> _Task directions_
Here are some records; copy every line that holds the word "only".

# # #

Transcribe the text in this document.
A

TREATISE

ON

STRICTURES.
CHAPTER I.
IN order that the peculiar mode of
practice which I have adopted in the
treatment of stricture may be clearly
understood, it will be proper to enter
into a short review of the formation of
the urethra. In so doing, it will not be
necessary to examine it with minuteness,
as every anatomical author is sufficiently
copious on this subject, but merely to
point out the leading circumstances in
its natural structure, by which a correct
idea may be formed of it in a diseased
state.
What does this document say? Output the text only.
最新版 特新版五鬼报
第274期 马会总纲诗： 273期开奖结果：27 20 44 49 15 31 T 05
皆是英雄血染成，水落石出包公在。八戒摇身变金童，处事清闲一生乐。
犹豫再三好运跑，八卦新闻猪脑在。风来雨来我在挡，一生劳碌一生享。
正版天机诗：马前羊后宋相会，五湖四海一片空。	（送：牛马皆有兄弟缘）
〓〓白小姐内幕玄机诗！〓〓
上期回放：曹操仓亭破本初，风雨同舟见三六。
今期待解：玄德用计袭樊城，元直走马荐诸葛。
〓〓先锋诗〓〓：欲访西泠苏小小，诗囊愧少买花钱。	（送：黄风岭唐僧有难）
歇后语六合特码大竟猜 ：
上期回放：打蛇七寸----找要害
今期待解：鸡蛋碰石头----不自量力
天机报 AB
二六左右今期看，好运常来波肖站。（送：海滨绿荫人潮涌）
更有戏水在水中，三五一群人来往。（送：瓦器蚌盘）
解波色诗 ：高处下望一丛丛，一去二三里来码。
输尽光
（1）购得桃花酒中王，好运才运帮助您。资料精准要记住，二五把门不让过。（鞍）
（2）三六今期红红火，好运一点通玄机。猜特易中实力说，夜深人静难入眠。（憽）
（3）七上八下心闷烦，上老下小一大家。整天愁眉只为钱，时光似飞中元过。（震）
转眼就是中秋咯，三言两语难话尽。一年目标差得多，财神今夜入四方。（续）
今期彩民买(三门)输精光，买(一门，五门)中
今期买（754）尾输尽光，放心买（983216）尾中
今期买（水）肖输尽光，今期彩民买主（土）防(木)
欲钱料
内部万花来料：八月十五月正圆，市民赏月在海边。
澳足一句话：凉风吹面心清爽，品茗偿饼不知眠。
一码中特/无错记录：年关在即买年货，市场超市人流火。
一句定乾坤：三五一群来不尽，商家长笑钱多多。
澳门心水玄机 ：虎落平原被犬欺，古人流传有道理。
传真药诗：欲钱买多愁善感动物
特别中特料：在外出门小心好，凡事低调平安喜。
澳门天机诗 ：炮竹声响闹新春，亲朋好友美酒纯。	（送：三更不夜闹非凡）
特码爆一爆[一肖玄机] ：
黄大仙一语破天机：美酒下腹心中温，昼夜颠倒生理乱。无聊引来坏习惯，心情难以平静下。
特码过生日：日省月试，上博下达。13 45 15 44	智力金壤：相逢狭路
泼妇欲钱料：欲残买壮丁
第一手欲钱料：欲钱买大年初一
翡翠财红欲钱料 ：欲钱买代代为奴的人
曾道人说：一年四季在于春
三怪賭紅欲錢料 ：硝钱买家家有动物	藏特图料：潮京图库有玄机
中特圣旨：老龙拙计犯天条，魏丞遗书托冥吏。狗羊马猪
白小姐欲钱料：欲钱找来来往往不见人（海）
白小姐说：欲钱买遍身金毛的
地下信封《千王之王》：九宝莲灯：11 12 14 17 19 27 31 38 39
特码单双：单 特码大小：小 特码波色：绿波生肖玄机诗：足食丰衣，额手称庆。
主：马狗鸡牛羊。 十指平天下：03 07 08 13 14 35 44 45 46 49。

# # #

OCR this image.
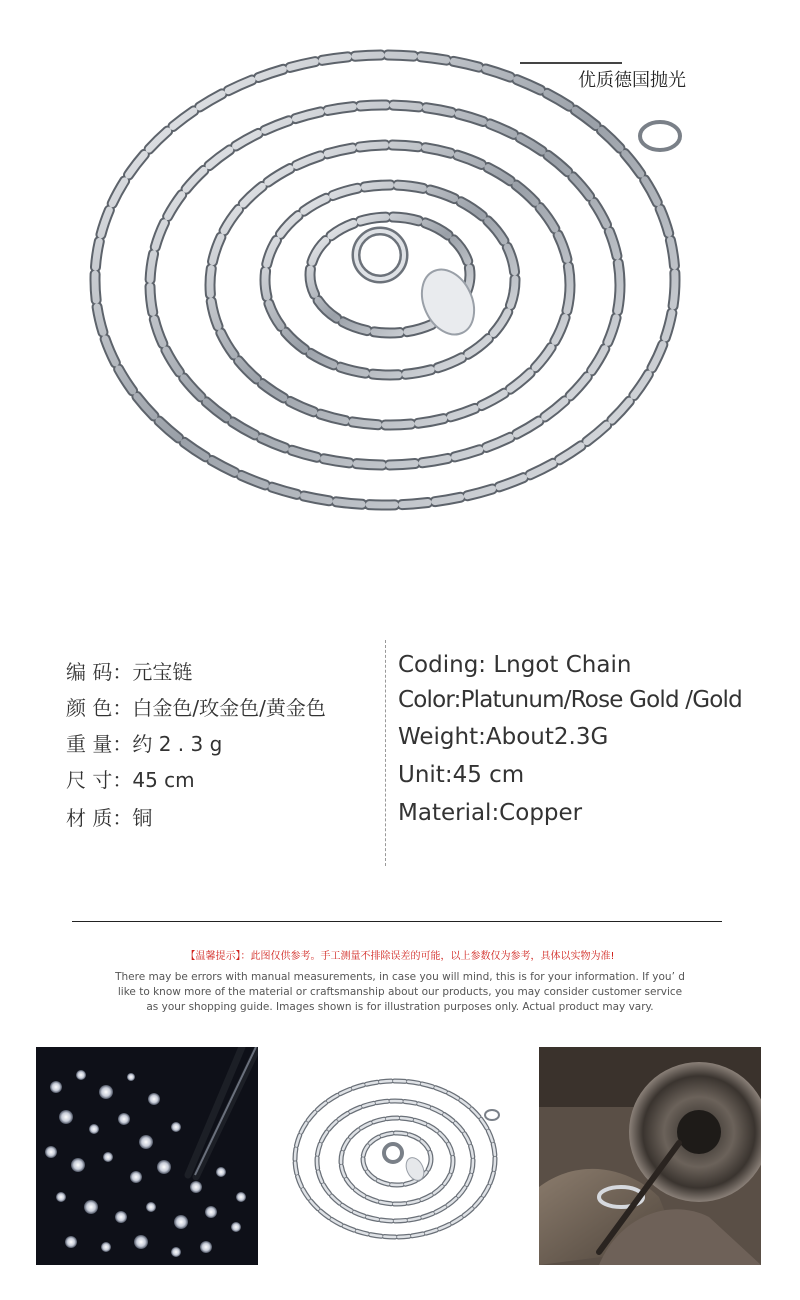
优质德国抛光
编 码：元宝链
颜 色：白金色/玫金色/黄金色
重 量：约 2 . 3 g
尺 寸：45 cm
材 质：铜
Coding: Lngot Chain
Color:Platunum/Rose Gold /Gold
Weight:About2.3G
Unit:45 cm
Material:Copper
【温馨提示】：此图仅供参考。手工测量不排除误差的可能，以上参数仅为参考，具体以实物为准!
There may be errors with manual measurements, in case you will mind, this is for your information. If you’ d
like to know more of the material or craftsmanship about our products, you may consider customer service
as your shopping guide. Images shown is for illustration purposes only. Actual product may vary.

# # #

> _Written answer_
What does this document say? Output the text only.
as your shopping guide. Images shown is for illustration purposes only. Actual product may vary.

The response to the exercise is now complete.